# Brief
In the listing below, pick out lines with "bottom".

── Data for this exercise ──

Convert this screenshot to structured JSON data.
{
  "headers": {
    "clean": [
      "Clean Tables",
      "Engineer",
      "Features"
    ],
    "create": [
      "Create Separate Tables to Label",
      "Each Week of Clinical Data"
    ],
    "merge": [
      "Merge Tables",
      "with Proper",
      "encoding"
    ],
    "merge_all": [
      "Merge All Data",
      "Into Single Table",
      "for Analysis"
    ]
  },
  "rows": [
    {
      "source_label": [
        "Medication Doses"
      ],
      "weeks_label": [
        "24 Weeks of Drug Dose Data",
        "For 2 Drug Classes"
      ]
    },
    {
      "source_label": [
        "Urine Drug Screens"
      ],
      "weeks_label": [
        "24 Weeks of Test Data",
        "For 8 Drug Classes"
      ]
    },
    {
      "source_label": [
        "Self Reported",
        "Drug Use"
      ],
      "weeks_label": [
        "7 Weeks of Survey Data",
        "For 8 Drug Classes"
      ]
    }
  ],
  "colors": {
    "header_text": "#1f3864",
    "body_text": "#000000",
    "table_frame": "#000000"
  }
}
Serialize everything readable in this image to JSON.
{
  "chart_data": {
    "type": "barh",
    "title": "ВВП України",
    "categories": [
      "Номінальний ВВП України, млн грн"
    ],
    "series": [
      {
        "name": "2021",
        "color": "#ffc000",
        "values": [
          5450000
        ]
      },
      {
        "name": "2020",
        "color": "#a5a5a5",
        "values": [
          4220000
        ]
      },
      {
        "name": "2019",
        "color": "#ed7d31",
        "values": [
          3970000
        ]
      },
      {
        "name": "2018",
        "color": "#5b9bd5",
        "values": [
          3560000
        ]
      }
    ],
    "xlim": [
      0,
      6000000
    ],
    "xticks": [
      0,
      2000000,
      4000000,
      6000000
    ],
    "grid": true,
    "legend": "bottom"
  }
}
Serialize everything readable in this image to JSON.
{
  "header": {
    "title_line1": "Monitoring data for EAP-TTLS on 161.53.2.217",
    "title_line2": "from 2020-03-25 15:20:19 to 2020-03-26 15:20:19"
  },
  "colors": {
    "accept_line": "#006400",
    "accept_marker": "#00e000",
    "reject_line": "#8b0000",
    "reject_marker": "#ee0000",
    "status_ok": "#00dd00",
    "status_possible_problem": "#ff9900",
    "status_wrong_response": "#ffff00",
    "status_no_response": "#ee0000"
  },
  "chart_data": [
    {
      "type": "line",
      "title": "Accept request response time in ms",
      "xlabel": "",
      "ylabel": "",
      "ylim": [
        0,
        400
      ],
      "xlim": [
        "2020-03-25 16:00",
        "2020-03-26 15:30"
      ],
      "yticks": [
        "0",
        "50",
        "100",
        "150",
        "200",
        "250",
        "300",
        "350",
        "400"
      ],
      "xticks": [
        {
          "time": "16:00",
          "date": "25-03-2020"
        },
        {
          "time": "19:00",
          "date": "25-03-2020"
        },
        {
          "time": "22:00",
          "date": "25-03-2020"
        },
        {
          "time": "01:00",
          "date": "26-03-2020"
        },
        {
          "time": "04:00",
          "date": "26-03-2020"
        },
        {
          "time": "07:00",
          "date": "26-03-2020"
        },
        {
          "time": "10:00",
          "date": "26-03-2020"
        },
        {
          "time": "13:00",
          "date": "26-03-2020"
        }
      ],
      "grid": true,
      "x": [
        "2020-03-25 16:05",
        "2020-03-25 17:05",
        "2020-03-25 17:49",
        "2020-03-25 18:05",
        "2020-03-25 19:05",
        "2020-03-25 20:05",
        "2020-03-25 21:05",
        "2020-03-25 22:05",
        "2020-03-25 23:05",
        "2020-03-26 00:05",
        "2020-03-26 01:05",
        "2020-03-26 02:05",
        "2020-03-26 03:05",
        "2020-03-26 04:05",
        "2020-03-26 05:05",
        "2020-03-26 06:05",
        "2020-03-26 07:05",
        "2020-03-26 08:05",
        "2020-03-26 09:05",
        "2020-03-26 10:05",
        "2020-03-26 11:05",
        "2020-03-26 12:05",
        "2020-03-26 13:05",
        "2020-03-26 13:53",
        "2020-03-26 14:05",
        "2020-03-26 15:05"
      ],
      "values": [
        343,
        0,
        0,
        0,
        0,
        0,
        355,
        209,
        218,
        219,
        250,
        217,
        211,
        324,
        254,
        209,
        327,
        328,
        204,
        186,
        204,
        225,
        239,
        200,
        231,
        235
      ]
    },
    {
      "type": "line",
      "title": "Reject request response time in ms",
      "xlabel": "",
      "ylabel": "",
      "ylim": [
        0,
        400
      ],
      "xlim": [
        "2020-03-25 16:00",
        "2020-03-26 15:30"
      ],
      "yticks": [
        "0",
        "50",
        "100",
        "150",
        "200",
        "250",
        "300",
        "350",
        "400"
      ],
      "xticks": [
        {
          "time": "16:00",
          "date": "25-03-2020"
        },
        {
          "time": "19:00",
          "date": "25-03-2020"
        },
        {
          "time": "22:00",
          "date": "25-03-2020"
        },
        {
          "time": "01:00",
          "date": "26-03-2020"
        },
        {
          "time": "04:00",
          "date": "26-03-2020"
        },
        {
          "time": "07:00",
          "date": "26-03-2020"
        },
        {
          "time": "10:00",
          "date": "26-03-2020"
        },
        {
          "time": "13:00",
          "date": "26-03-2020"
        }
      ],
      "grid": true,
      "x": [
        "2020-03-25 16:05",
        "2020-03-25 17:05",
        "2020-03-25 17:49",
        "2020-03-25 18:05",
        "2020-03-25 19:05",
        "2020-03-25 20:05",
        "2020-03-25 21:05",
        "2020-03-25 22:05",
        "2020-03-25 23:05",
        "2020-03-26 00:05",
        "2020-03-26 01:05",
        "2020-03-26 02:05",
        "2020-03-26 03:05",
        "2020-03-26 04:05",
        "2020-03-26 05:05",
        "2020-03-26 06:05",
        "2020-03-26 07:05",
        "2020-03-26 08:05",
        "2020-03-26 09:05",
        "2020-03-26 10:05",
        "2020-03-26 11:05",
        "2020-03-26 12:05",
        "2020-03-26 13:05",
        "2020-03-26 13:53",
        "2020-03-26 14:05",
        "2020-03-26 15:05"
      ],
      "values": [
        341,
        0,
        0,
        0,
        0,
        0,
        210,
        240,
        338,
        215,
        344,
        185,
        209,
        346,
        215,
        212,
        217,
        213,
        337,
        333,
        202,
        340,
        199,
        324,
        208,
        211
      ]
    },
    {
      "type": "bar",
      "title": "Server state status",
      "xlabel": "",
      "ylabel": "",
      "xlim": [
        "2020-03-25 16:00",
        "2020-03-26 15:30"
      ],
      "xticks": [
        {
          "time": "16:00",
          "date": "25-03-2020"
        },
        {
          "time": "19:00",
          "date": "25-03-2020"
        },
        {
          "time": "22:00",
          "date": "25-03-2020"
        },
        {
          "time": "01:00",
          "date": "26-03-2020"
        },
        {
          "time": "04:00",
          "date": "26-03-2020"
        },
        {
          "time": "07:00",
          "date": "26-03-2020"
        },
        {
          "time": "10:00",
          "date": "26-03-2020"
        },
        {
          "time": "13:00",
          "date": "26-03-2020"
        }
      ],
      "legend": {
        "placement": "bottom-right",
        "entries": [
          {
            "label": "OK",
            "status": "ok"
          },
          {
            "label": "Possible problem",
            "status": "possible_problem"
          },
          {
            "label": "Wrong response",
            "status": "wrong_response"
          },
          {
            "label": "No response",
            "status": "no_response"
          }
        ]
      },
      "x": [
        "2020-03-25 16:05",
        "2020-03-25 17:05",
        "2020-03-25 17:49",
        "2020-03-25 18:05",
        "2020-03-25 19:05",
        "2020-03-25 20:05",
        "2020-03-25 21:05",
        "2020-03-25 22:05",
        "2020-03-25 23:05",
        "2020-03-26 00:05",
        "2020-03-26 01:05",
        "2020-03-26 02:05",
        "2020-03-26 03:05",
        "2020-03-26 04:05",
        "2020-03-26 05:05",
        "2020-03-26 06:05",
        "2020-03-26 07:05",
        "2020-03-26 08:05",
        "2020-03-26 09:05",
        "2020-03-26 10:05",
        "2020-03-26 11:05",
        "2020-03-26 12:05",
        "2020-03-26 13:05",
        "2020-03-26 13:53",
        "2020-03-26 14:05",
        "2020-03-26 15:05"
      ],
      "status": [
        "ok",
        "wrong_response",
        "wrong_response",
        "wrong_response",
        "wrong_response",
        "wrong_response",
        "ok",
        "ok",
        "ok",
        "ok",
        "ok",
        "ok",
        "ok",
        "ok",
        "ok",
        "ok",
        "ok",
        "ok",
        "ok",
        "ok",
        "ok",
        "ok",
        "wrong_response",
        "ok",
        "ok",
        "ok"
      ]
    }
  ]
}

───

# Output for this exercise
    "legend": "bottom"
        "placement": "bottom-right",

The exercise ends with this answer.